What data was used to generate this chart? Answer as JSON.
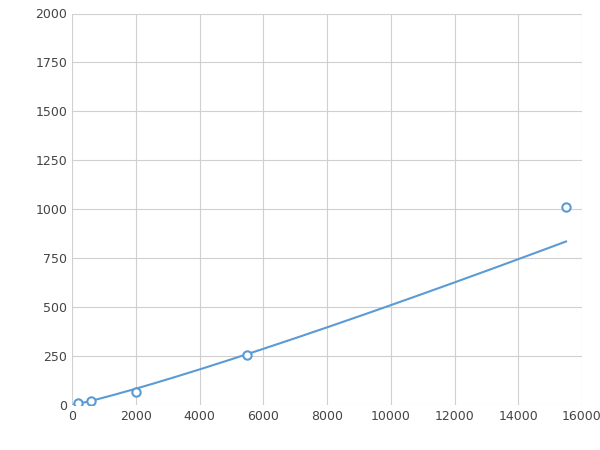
{
  "x": [
    200,
    600,
    2000,
    5500,
    15500
  ],
  "y": [
    8,
    18,
    65,
    255,
    1010
  ],
  "line_color": "#5b9bd5",
  "marker_color": "#5b9bd5",
  "marker_size": 6,
  "xlim": [
    0,
    16000
  ],
  "ylim": [
    0,
    2000
  ],
  "xticks": [
    0,
    2000,
    4000,
    6000,
    8000,
    10000,
    12000,
    14000,
    16000
  ],
  "yticks": [
    0,
    250,
    500,
    750,
    1000,
    1250,
    1500,
    1750,
    2000
  ],
  "grid": true,
  "background_color": "#ffffff",
  "figsize": [
    6.0,
    4.5
  ],
  "dpi": 100
}
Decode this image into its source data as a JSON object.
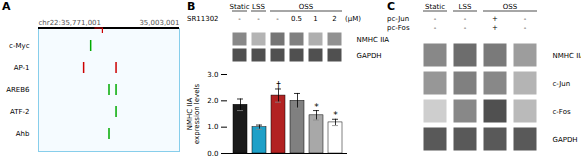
{
  "chart_data": [
    {
      "type": "tracks",
      "title": "A",
      "annotations": [
        "chr22:35,771,001",
        "35,003,001"
      ],
      "xlim": [
        0,
        1
      ],
      "tick_labels": "y",
      "highlight": {
        "x": 0.4,
        "color": "#CC0000"
      },
      "series": [
        {
          "name": "c-Myc",
          "color": "#00AA00",
          "values": [
            0.37
          ]
        },
        {
          "name": "AP-1",
          "color": "#CC0000",
          "values": [
            0.32,
            0.55
          ]
        },
        {
          "name": "AREB6",
          "color": "#00AA00",
          "values": [
            0.5,
            0.55
          ]
        },
        {
          "name": "ATF-2",
          "color": "#00AA00",
          "values": [
            0.55
          ]
        },
        {
          "name": "Ahb",
          "color": "#00AA00",
          "values": [
            0.5
          ]
        }
      ]
    },
    {
      "type": "blot",
      "title": "B",
      "groups": [
        "Static",
        "LSS",
        "OSS",
        null,
        null,
        null
      ],
      "conditions": [
        {
          "name": "SR11302",
          "values": [
            "-",
            "-",
            "-",
            "0.5",
            "1",
            "2"
          ],
          "unit": "(μM)"
        }
      ],
      "categories": [
        "NMHC IIA",
        "GAPDH"
      ],
      "values": [
        [
          0.55,
          0.4,
          0.62,
          0.58,
          0.42,
          0.52
        ],
        [
          0.75,
          0.75,
          0.75,
          0.75,
          0.75,
          0.75
        ]
      ]
    },
    {
      "type": "bar",
      "categories": [
        null,
        null,
        null,
        null,
        null,
        null
      ],
      "values": [
        1.85,
        1.0,
        2.2,
        2.0,
        1.45,
        1.18
      ],
      "errors": [
        0.22,
        0.08,
        0.25,
        0.28,
        0.18,
        0.12
      ],
      "colors": [
        "#1a1a1a",
        "#1EA0C8",
        "#B22222",
        "#808080",
        "#A8A8A8",
        "#FFFFFF"
      ],
      "annotations": [
        null,
        null,
        "†",
        null,
        "*",
        "*"
      ],
      "ylabel": "NMHC IIA\nexpression levels",
      "ylim": [
        0,
        3
      ],
      "yticks": [
        {
          "value": 0,
          "label": "0.0"
        },
        {
          "value": 1,
          "label": "1.0"
        },
        {
          "value": 2,
          "label": "2.0"
        },
        {
          "value": 3,
          "label": "3.0"
        }
      ],
      "tick_labels": "y"
    },
    {
      "type": "blot",
      "title": "C",
      "groups": [
        "Static",
        "LSS",
        "OSS",
        null
      ],
      "conditions": [
        {
          "name": "pc-Jun",
          "values": [
            "-",
            "-",
            "+",
            "-"
          ]
        },
        {
          "name": "pc-Fos",
          "values": [
            "-",
            "-",
            "+",
            "-"
          ]
        }
      ],
      "categories": [
        "NMHC IIA",
        "c-Jun",
        "c-Fos",
        "GAPDH"
      ],
      "values": [
        [
          0.55,
          0.65,
          0.6,
          0.48
        ],
        [
          0.5,
          0.58,
          0.55,
          0.4
        ],
        [
          0.3,
          0.55,
          0.75,
          0.38
        ],
        [
          0.72,
          0.72,
          0.72,
          0.72
        ]
      ]
    }
  ]
}
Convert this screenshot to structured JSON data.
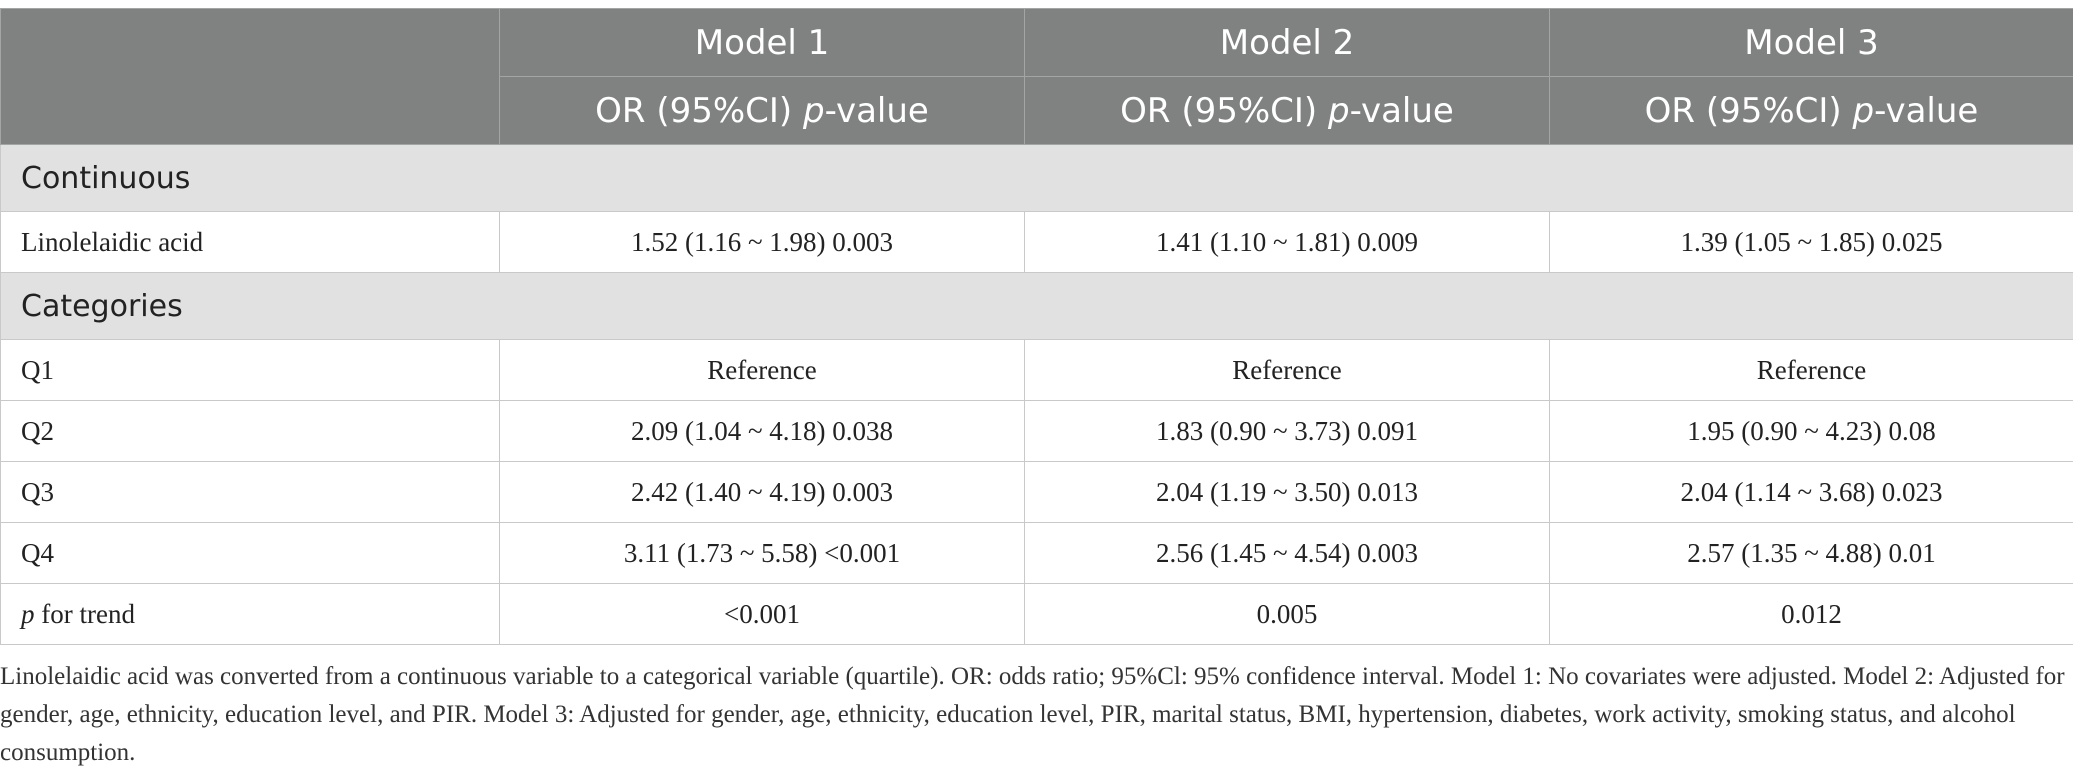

□ □ □ □ □ □ □

Problem to work on:
From the listing above, print every entry precisely and drop the pictures.

Solution to this problem:
What data was used to generate this chart? Answer as JSON.
{
  "x": [
    200,
    600,
    2000,
    5500,
    15500
  ],
  "y": [
    8,
    18,
    65,
    255,
    1010
  ],
  "line_color": "#5b9bd5",
  "marker_color": "#5b9bd5",
  "marker_size": 6,
  "xlim": [
    0,
    16000
  ],
  "ylim": [
    0,
    2000
  ],
  "xticks": [
    0,
    2000,
    4000,
    6000,
    8000,
    10000,
    12000,
    14000,
    16000
  ],
  "yticks": [
    0,
    250,
    500,
    750,
    1000,
    1250,
    1500,
    1750,
    2000
  ],
  "grid": true,
  "background_color": "#ffffff",
  "figsize": [
    6.0,
    4.5
  ],
  "dpi": 100
}
Decode this image into its source data as a JSON object.
{
  "chart_data": [
    {
      "type": "tracks",
      "title": "A",
      "annotations": [
        "chr22:35,771,001",
        "35,003,001"
      ],
      "xlim": [
        0,
        1
      ],
      "tick_labels": "y",
      "highlight": {
        "x": 0.4,
        "color": "#CC0000"
      },
      "series": [
        {
          "name": "c-Myc",
          "color": "#00AA00",
          "values": [
            0.37
          ]
        },
        {
          "name": "AP-1",
          "color": "#CC0000",
          "values": [
            0.32,
            0.55
          ]
        },
        {
          "name": "AREB6",
          "color": "#00AA00",
          "values": [
            0.5,
            0.55
          ]
        },
        {
          "name": "ATF-2",
          "color": "#00AA00",
          "values": [
            0.55
          ]
        },
        {
          "name": "Ahb",
          "color": "#00AA00",
          "values": [
            0.5
          ]
        }
      ]
    },
    {
      "type": "blot",
      "title": "B",
      "groups": [
        "Static",
        "LSS",
        "OSS",
        null,
        null,
        null
      ],
      "conditions": [
        {
          "name": "SR11302",
          "values": [
            "-",
            "-",
            "-",
            "0.5",
            "1",
            "2"
          ],
          "unit": "(μM)"
        }
      ],
      "categories": [
        "NMHC IIA",
        "GAPDH"
      ],
      "values": [
        [
          0.55,
          0.4,
          0.62,
          0.58,
          0.42,
          0.52
        ],
        [
          0.75,
          0.75,
          0.75,
          0.75,
          0.75,
          0.75
        ]
      ]
    },
    {
      "type": "bar",
      "categories": [
        null,
        null,
        null,
        null,
        null,
        null
      ],
      "values": [
        1.85,
        1.0,
        2.2,
        2.0,
        1.45,
        1.18
      ],
      "errors": [
        0.22,
        0.08,
        0.25,
        0.28,
        0.18,
        0.12
      ],
      "colors": [
        "#1a1a1a",
        "#1EA0C8",
        "#B22222",
        "#808080",
        "#A8A8A8",
        "#FFFFFF"
      ],
      "annotations": [
        null,
        null,
        "†",
        null,
        "*",
        "*"
      ],
      "ylabel": "NMHC IIA\nexpression levels",
      "ylim": [
        0,
        3
      ],
      "yticks": [
        {
          "value": 0,
          "label": "0.0"
        },
        {
          "value": 1,
          "label": "1.0"
        },
        {
          "value": 2,
          "label": "2.0"
        },
        {
          "value": 3,
          "label": "3.0"
        }
      ],
      "tick_labels": "y"
    },
    {
      "type": "blot",
      "title": "C",
      "groups": [
        "Static",
        "LSS",
        "OSS",
        null
      ],
      "conditions": [
        {
          "name": "pc-Jun",
          "values": [
            "-",
            "-",
            "+",
            "-"
          ]
        },
        {
          "name": "pc-Fos",
          "values": [
            "-",
            "-",
            "+",
            "-"
          ]
        }
      ],
      "categories": [
        "NMHC IIA",
        "c-Jun",
        "c-Fos",
        "GAPDH"
      ],
      "values": [
        [
          0.55,
          0.65,
          0.6,
          0.48
        ],
        [
          0.5,
          0.58,
          0.55,
          0.4
        ],
        [
          0.3,
          0.55,
          0.75,
          0.38
        ],
        [
          0.72,
          0.72,
          0.72,
          0.72
        ]
      ]
    }
  ]
}
Convert this screenshot to structured JSON data.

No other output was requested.